Records to use ::
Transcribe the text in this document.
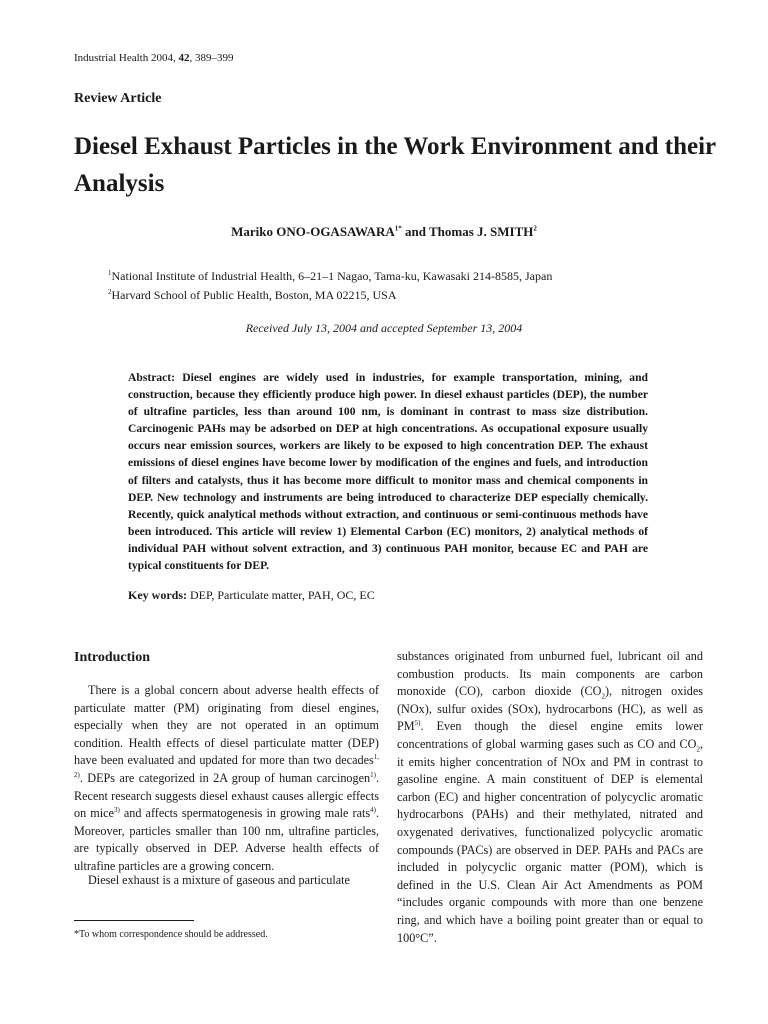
Industrial Health 2004, 42, 389–399
Review Article
Diesel Exhaust Particles in the Work Environment and their Analysis
Mariko ONO-$OGASAWARA^{1*}$ and Thomas J. SMITH$^2$
$^1$National Institute of Industrial Health, 6–21–1 Nagao, Tama-ku, Kawasaki 214-8585, Japan
$^2$Harvard School of Public Health, Boston, MA 02215, USA
Received July 13, 2004 and accepted September 13, 2004
Abstract: Diesel engines are widely used in industries, for example transportation, mining, and construction, because they efficiently produce high power. In diesel exhaust particles (DEP), the number of ultrafine particles, less than around 100 nm, is dominant in contrast to mass size distribution. Carcinogenic PAHs may be adsorbed on DEP at high concentrations. As occupational exposure usually occurs near emission sources, workers are likely to be exposed to high concentration DEP. The exhaust emissions of diesel engines have become lower by modification of the engines and fuels, and introduction of filters and catalysts, thus it has become more difficult to monitor mass and chemical components in DEP. New technology and instruments are being introduced to characterize DEP especially chemically. Recently, quick analytical methods without extraction, and continuous or semi-continuous methods have been introduced. This article will review 1) Elemental Carbon (EC) monitors, 2) analytical methods of individual PAH without solvent extraction, and 3) continuous PAH monitor, because EC and PAH are typical constituents for DEP.
Key words: DEP, Particulate matter, PAH, OC, EC
Introduction
There is a global concern about adverse health effects of particulate matter (PM) originating from diesel engines, especially when they are not operated in an optimum condition. Health effects of diesel particulate matter (DEP) have been evaluated and updated for more than two decades$^{1, 2)}$. DEPs are categorized in 2A group of human carcinogen$^{1)}$. Recent research suggests diesel exhaust causes allergic effects on mice$^{3)}$ and affects spermatogenesis in growing male rats$^{4)}$. Moreover, particles smaller than 100 nm, ultrafine particles, are typically observed in DEP. Adverse health effects of ultrafine particles are a growing concern.
Diesel exhaust is a mixture of gaseous and particulate
substances originated from unburned fuel, lubricant oil and combustion products. Its main components are carbon monoxide (CO), carbon dioxide $(CO_2)$, nitrogen oxides (NOx), sulfur oxides (SOx), hydrocarbons (HC), as well as PM$^{5)}$. Even though the diesel engine emits lower concentrations of global warming gases such as CO and $CO_2$, it emits higher concentration of NOx and PM in contrast to gasoline engine. A main constituent of DEP is elemental carbon (EC) and higher concentration of polycyclic aromatic hydrocarbons (PAHs) and their methylated, nitrated and oxygenated derivatives, functionalized polycyclic aromatic compounds (PACs) are observed in DEP. PAHs and PACs are included in polycyclic organic matter (POM), which is defined in the U.S. Clean Air Act Amendments as POM “includes organic compounds with more than one benzene ring, and which have a boiling point greater than or equal to 100°C”.
*To whom correspondence should be addressed.
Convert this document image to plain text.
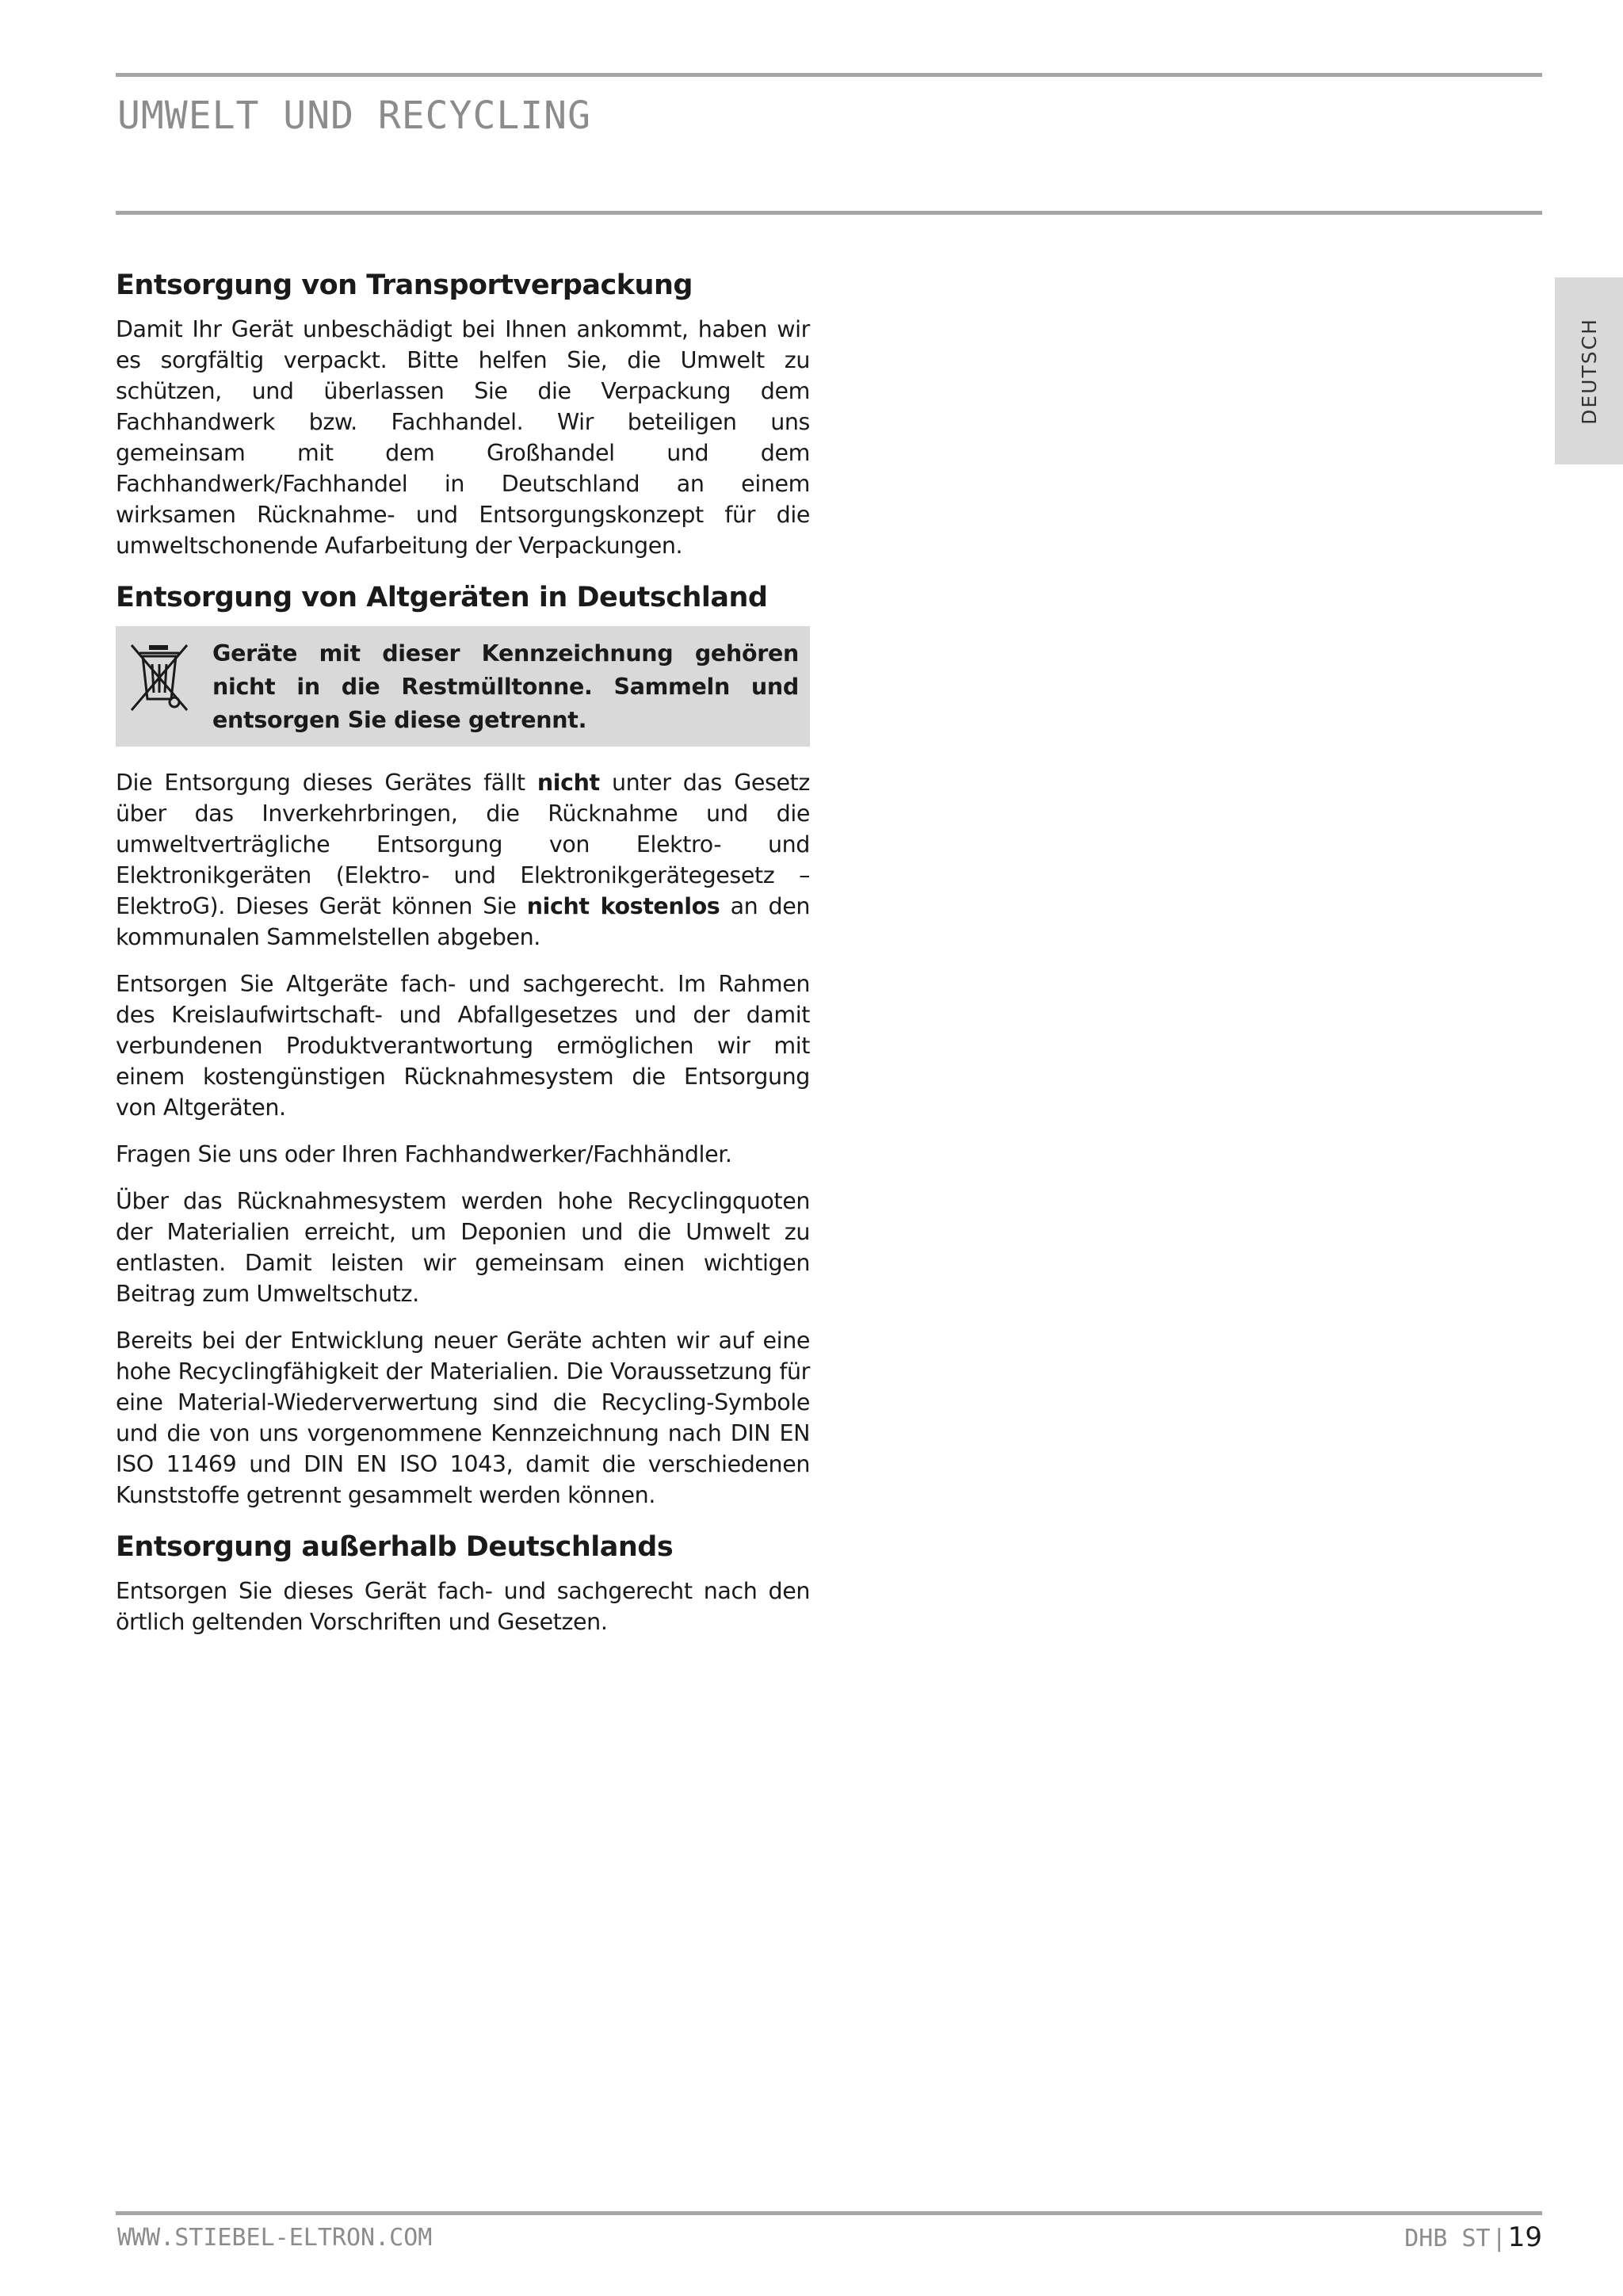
UMWELT UND RECYCLING
DEUTSCH
Entsorgung von Transportverpackung

Damit Ihr Gerät unbeschädigt bei Ihnen ankommt, haben wir es sorgfältig verpackt. Bitte helfen Sie, die Umwelt zu schützen, und überlassen Sie die Verpackung dem Fachhandwerk bzw. Fachhandel. Wir beteiligen uns gemeinsam mit dem Großhandel und dem Fachhandwerk/Fachhandel in Deutschland an einem wirksamen Rücknahme- und Entsorgungskonzept für die umweltschonende Aufarbeitung der Verpackungen.

Entsorgung von Altgeräten in Deutschland
Geräte mit dieser Kennzeichnung gehören nicht in die Restmülltonne. Sammeln und entsorgen Sie diese getrennt.

Die Entsorgung dieses Gerätes fällt nicht unter das Gesetz über das Inverkehrbringen, die Rücknahme und die umweltverträgliche Entsorgung von Elektro- und Elektronikgeräten (Elektro- und Elektronikgerätegesetz – ElektroG). Dieses Gerät können Sie nicht kostenlos an den kommunalen Sammelstellen abgeben.

Entsorgen Sie Altgeräte fach- und sachgerecht. Im Rahmen des Kreislaufwirtschaft- und Abfallgesetzes und der damit verbundenen Produktverantwortung ermöglichen wir mit einem kostengünstigen Rücknahmesystem die Entsorgung von Altgeräten.

Fragen Sie uns oder Ihren Fachhandwerker/Fachhändler.

Über das Rücknahmesystem werden hohe Recyclingquoten der Materialien erreicht, um Deponien und die Umwelt zu entlasten. Damit leisten wir gemeinsam einen wichtigen Beitrag zum Umweltschutz.

Bereits bei der Entwicklung neuer Geräte achten wir auf eine hohe Recyclingfähigkeit der Materialien. Die Voraussetzung für eine Material-Wiederverwertung sind die Recycling-Symbole und die von uns vorgenommene Kennzeichnung nach DIN EN ISO 11469 und DIN EN ISO 1043, damit die verschiedenen Kunststoffe getrennt gesammelt werden können.

Entsorgung außerhalb Deutschlands

Entsorgen Sie dieses Gerät fach- und sachgerecht nach den örtlich geltenden Vorschriften und Gesetzen.

WWW.STIEBEL-ELTRON.COM	DHB ST | 19
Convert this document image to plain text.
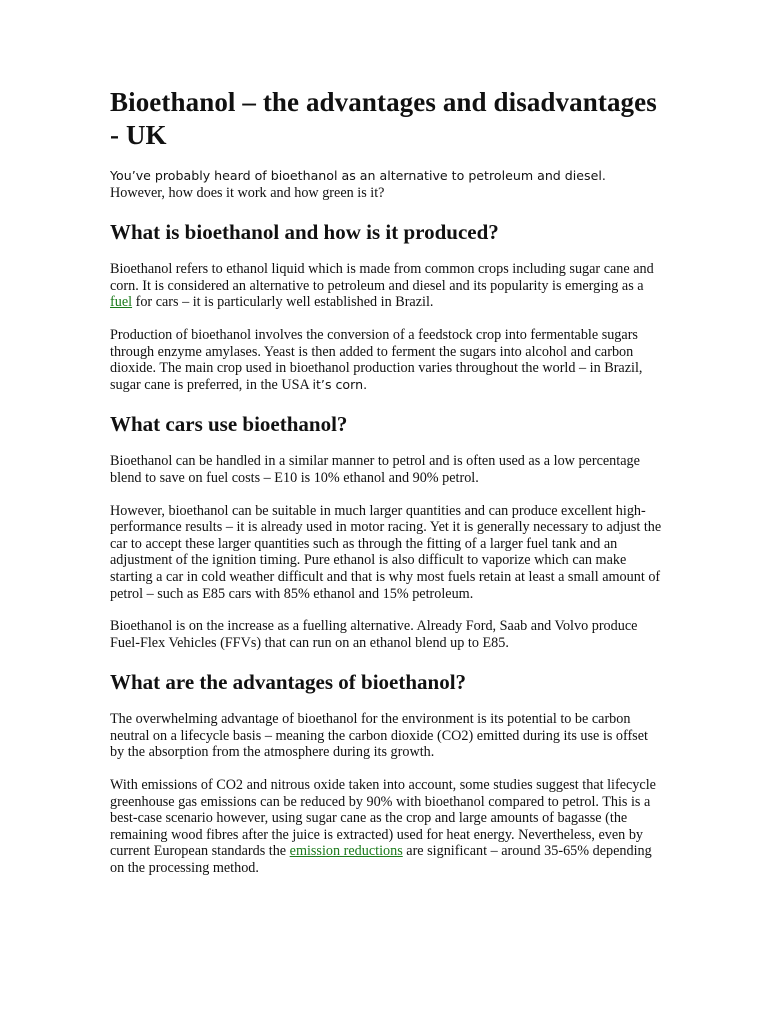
Bioethanol – the advantages and disadvantages - UK

You’ve probably heard of bioethanol as an alternative to petroleum and diesel.
However, how does it work and how green is it?

What is bioethanol and how is it produced?

Bioethanol refers to ethanol liquid which is made from common crops including sugar cane and corn. It is considered an alternative to petroleum and diesel and its popularity is emerging as a fuel for cars – it is particularly well established in Brazil.

Production of bioethanol involves the conversion of a feedstock crop into fermentable sugars through enzyme amylases. Yeast is then added to ferment the sugars into alcohol and carbon dioxide. The main crop used in bioethanol production varies throughout the world – in Brazil, sugar cane is preferred, in the USA it’s corn.

What cars use bioethanol?

Bioethanol can be handled in a similar manner to petrol and is often used as a low percentage blend to save on fuel costs – E10 is 10% ethanol and 90% petrol.

However, bioethanol can be suitable in much larger quantities and can produce excellent high-performance results – it is already used in motor racing. Yet it is generally necessary to adjust the car to accept these larger quantities such as through the fitting of a larger fuel tank and an adjustment of the ignition timing. Pure ethanol is also difficult to vaporize which can make starting a car in cold weather difficult and that is why most fuels retain at least a small amount of petrol – such as E85 cars with 85% ethanol and 15% petroleum.

Bioethanol is on the increase as a fuelling alternative. Already Ford, Saab and Volvo produce Fuel-Flex Vehicles (FFVs) that can run on an ethanol blend up to E85.

What are the advantages of bioethanol?

The overwhelming advantage of bioethanol for the environment is its potential to be carbon neutral on a lifecycle basis – meaning the carbon dioxide (CO2) emitted during its use is offset by the absorption from the atmosphere during its growth.

With emissions of CO2 and nitrous oxide taken into account, some studies suggest that lifecycle greenhouse gas emissions can be reduced by 90% with bioethanol compared to petrol. This is a best-case scenario however, using sugar cane as the crop and large amounts of bagasse (the remaining wood fibres after the juice is extracted) used for heat energy. Nevertheless, even by current European standards the emission reductions are significant – around 35-65% depending on the processing method.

Assignment ::
Looking at the data, how many lines hold the string "Health"? Reply with the number alone.

Exercise answer ::
4